Dataset records
*****
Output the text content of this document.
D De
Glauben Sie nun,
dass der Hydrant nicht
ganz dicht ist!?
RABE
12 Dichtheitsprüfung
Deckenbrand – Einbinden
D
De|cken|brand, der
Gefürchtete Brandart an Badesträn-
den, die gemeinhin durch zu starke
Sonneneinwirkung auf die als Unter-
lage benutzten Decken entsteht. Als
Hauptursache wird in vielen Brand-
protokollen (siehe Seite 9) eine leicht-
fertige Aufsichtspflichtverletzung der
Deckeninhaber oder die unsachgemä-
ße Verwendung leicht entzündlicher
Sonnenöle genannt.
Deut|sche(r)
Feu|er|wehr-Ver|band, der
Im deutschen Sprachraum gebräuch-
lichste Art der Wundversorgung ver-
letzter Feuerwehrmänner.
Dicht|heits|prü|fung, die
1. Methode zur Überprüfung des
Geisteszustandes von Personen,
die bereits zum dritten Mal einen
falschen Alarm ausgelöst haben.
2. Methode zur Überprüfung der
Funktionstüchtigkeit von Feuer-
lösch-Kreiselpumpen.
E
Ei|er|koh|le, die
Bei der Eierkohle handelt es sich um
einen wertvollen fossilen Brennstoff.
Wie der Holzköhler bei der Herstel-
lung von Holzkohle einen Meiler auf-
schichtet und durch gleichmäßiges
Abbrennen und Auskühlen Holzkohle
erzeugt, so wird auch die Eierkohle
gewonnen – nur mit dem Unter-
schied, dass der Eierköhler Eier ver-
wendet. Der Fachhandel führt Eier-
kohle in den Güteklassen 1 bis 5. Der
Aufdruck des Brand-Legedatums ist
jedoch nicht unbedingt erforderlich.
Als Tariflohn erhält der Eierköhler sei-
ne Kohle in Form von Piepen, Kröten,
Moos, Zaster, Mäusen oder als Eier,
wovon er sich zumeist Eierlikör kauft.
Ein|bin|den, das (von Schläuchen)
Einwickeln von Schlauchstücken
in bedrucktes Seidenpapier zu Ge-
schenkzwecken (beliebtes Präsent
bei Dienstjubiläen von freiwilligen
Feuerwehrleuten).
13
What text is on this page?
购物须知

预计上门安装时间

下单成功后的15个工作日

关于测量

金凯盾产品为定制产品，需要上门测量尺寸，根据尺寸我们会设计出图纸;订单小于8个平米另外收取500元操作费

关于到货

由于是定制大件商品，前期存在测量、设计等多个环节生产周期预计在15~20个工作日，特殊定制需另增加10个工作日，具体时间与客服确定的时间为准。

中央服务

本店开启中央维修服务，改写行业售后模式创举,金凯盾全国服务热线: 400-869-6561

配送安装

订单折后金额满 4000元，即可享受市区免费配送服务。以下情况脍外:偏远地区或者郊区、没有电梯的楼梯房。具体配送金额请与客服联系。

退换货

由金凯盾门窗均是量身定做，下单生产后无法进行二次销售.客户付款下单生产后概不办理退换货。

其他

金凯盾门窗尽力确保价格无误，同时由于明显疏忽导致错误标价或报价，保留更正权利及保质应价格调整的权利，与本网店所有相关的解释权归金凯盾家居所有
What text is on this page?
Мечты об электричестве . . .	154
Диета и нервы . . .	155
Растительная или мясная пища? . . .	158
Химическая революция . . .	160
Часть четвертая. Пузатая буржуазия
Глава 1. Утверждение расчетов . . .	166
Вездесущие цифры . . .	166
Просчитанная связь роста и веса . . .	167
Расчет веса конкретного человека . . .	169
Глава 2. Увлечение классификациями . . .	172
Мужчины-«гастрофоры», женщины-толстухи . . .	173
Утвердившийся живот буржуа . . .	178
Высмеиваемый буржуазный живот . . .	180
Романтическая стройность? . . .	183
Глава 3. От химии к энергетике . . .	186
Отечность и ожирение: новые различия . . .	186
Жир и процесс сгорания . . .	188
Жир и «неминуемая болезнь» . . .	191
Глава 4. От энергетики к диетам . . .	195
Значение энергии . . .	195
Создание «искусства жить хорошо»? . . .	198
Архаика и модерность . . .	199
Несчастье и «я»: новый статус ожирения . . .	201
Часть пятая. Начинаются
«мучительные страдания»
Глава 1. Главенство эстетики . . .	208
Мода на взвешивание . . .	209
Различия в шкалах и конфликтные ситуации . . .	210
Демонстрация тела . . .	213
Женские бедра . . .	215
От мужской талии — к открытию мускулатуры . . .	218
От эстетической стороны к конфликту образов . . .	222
*****
_What to work on_
Copy out all lines where the word "Eierköhler" appears.

_In response_
schied, dass der Eierköhler Eier ver-
Als Tariflohn erhält der Eierköhler sei-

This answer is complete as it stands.